### Direction
In the data, extract each line that holds the string "Conseil".
— start Records supplied —
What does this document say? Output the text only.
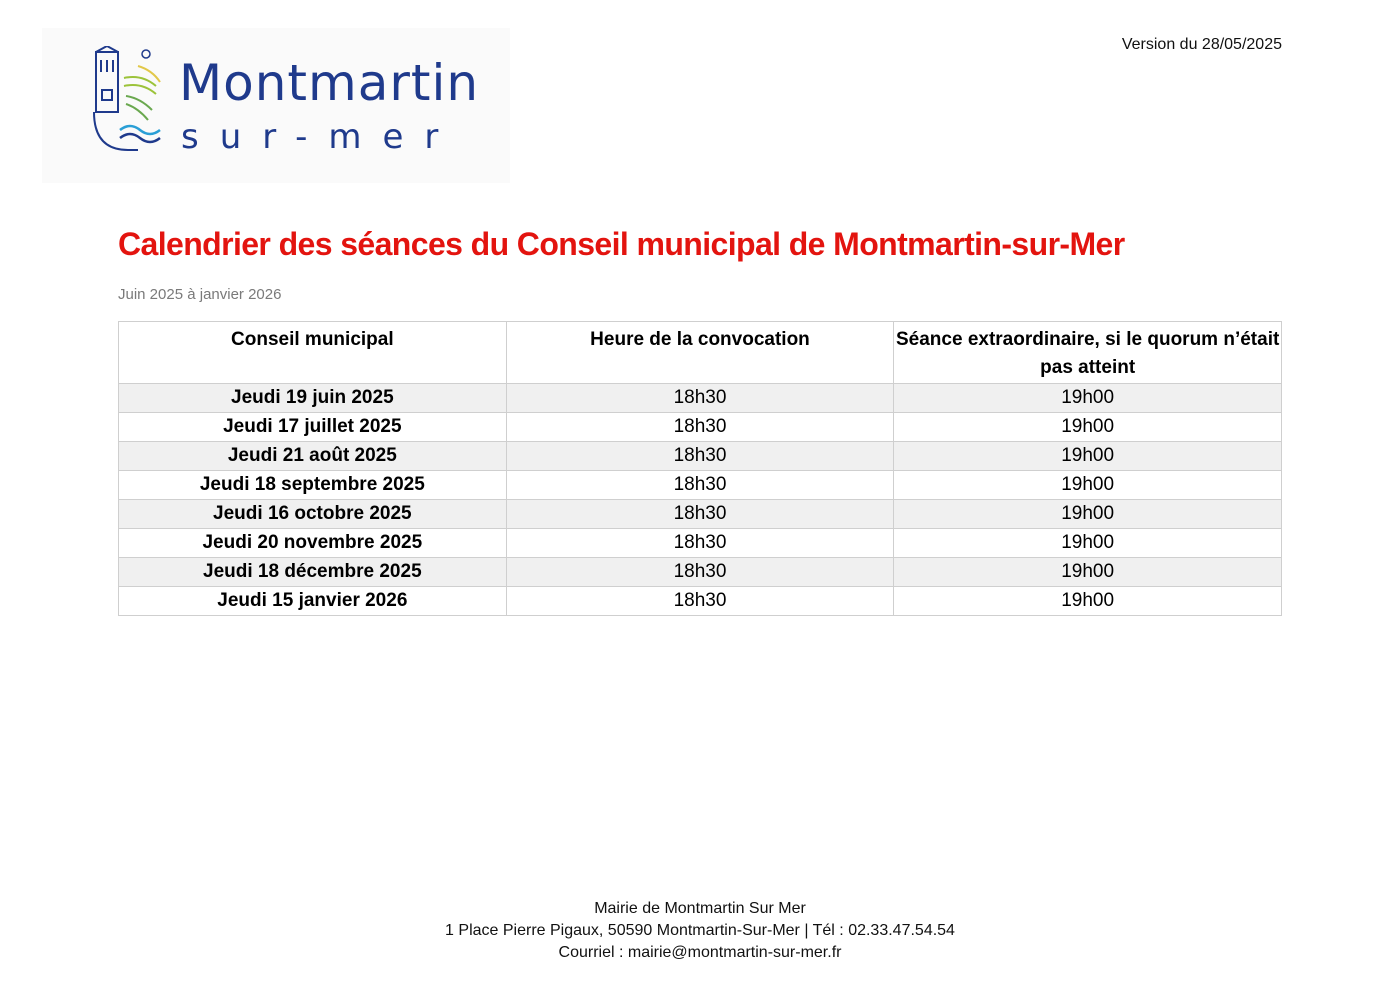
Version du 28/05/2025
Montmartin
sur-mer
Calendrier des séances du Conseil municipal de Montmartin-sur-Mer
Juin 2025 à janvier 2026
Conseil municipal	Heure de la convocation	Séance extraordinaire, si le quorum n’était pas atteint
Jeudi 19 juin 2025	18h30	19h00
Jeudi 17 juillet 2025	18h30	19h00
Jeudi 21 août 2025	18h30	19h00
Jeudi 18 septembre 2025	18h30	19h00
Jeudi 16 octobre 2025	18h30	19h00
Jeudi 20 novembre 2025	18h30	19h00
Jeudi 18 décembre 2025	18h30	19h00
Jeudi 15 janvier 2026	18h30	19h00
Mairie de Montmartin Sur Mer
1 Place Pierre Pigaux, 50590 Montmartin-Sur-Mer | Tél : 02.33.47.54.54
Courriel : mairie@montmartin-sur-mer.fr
— end Records supplied —
— start Records supplied —
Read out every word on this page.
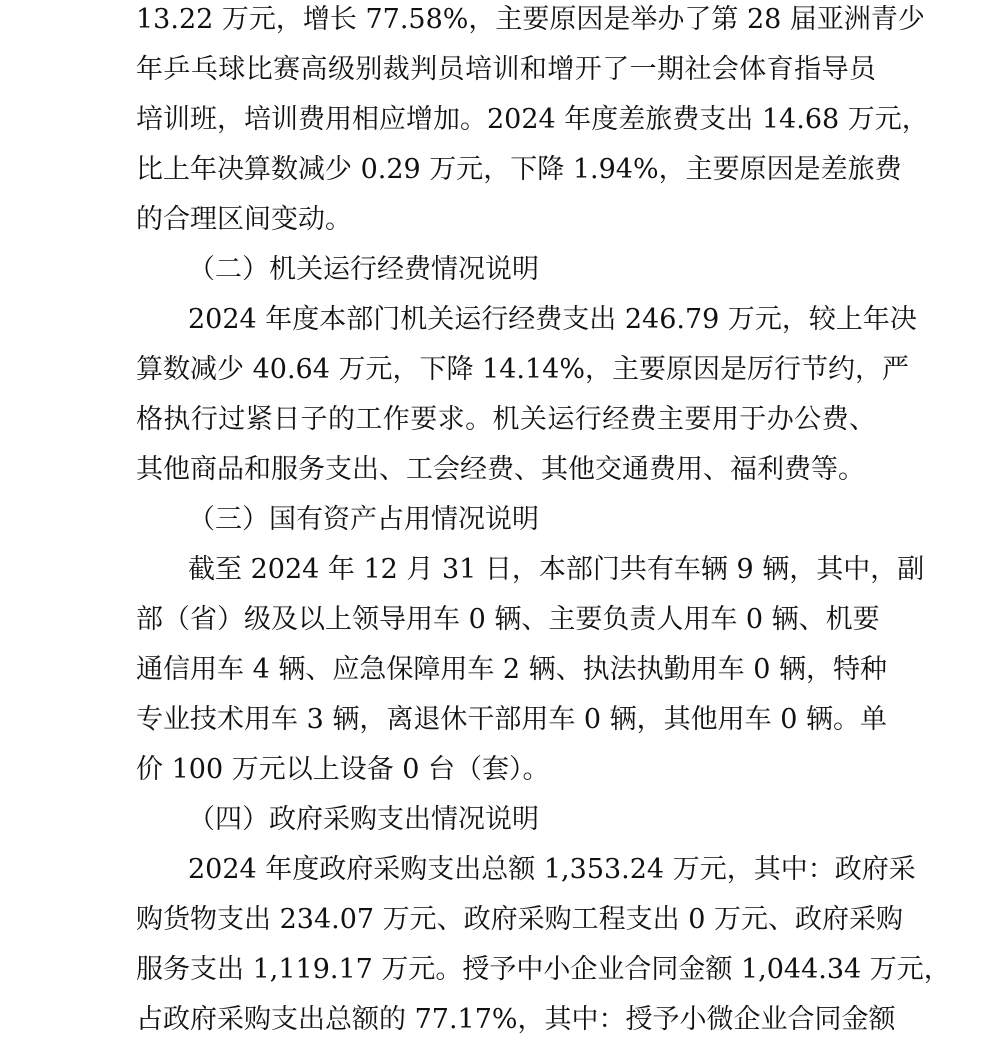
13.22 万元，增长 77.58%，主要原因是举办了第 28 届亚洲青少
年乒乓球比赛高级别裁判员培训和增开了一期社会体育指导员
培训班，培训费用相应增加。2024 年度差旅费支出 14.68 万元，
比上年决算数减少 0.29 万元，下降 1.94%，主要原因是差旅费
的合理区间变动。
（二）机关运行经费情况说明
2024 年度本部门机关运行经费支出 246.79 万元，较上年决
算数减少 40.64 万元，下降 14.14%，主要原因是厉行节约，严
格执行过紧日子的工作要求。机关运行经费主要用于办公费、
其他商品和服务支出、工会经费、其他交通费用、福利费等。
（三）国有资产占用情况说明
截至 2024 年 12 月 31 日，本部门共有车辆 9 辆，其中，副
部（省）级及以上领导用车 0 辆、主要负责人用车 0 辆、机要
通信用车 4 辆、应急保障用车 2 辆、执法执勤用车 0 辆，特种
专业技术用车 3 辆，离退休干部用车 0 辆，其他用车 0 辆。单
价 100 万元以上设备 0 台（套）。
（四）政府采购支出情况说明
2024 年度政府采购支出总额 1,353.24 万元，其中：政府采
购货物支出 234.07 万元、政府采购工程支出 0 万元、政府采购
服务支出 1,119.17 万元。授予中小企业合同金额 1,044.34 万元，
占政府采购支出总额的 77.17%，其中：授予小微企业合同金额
— end Records supplied —
— start Records supplied —
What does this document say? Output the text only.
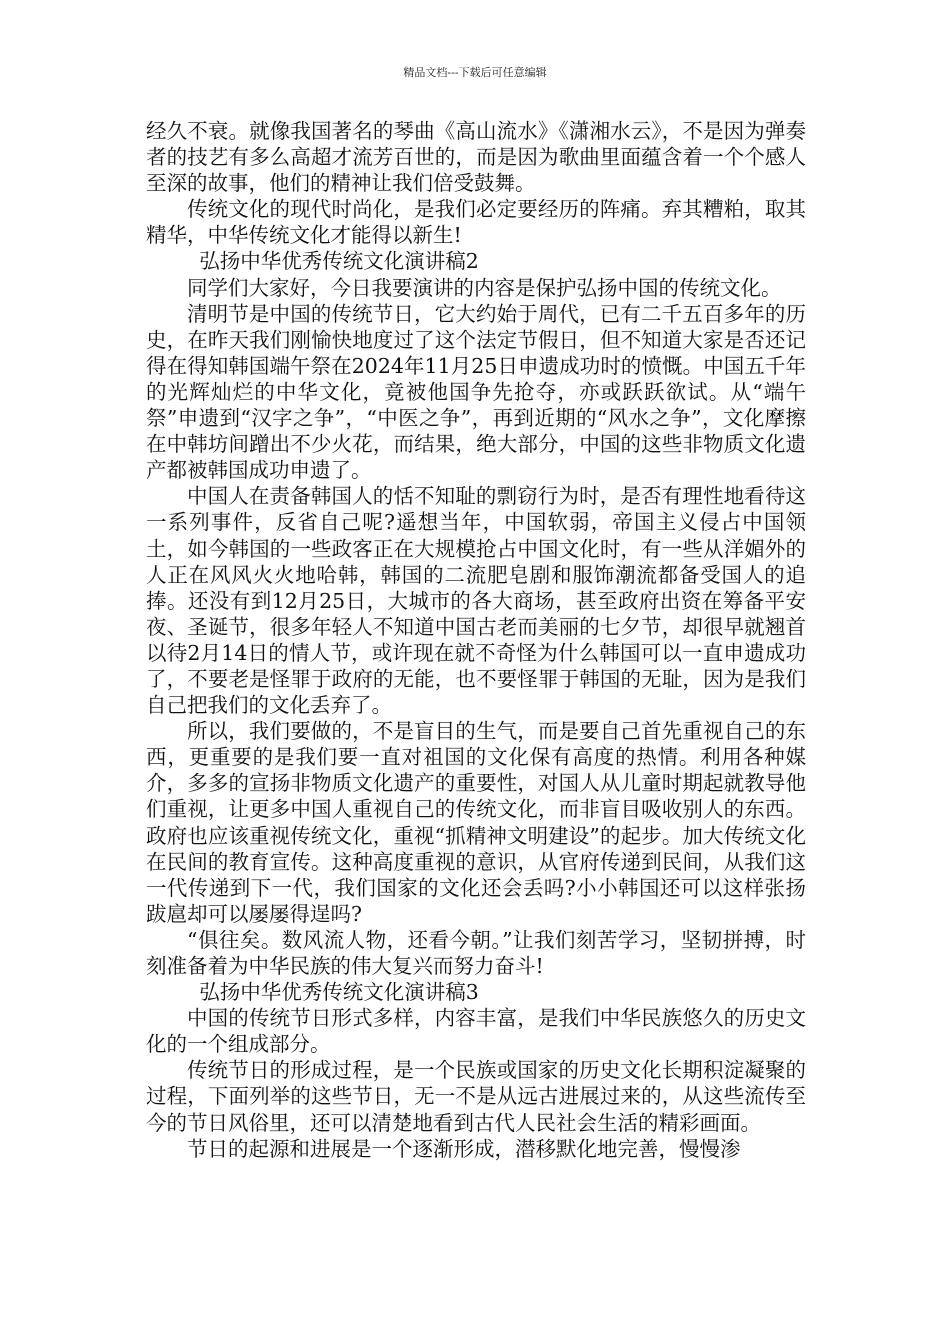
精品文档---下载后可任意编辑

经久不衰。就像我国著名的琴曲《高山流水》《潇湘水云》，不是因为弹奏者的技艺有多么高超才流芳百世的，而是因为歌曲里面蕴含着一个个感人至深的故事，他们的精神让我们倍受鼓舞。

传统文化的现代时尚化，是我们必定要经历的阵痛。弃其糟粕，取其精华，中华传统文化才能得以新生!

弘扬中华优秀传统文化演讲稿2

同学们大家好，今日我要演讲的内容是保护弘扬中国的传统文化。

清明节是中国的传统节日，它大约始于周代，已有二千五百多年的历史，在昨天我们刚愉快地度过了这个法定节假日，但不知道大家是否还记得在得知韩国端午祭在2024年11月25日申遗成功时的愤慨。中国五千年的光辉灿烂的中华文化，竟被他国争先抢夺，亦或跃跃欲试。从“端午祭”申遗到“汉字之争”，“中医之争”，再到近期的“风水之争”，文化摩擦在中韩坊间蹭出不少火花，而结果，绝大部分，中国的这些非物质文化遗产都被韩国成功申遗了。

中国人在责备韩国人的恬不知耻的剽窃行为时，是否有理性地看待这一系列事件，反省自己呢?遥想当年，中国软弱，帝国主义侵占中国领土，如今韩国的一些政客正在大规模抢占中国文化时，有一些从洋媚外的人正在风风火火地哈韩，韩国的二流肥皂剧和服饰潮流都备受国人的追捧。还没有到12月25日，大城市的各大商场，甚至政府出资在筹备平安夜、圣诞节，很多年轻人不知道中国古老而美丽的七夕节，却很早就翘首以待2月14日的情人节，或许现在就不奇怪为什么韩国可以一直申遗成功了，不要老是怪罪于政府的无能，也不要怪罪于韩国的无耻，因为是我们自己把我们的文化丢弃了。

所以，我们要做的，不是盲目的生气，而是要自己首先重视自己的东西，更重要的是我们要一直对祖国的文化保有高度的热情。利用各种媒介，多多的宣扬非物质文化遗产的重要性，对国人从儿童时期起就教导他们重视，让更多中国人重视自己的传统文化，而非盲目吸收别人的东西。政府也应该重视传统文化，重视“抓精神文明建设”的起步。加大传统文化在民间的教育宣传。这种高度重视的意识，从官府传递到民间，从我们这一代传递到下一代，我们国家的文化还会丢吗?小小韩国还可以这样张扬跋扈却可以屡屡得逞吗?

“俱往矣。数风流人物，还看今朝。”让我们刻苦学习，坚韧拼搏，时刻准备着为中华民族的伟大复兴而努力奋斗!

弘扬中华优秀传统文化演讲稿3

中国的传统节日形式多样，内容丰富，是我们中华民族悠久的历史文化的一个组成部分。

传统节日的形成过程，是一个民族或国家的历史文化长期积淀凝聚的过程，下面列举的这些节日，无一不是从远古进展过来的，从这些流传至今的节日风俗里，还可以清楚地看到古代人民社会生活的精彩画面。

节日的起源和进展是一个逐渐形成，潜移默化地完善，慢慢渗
— end Records supplied —
### Result for this exercise
Calendrier des séances du Conseil municipal de Montmartin-sur-Mer
Conseil municipal	Heure de la convocation	Séance extraordinaire, si le quorum n’était pas atteint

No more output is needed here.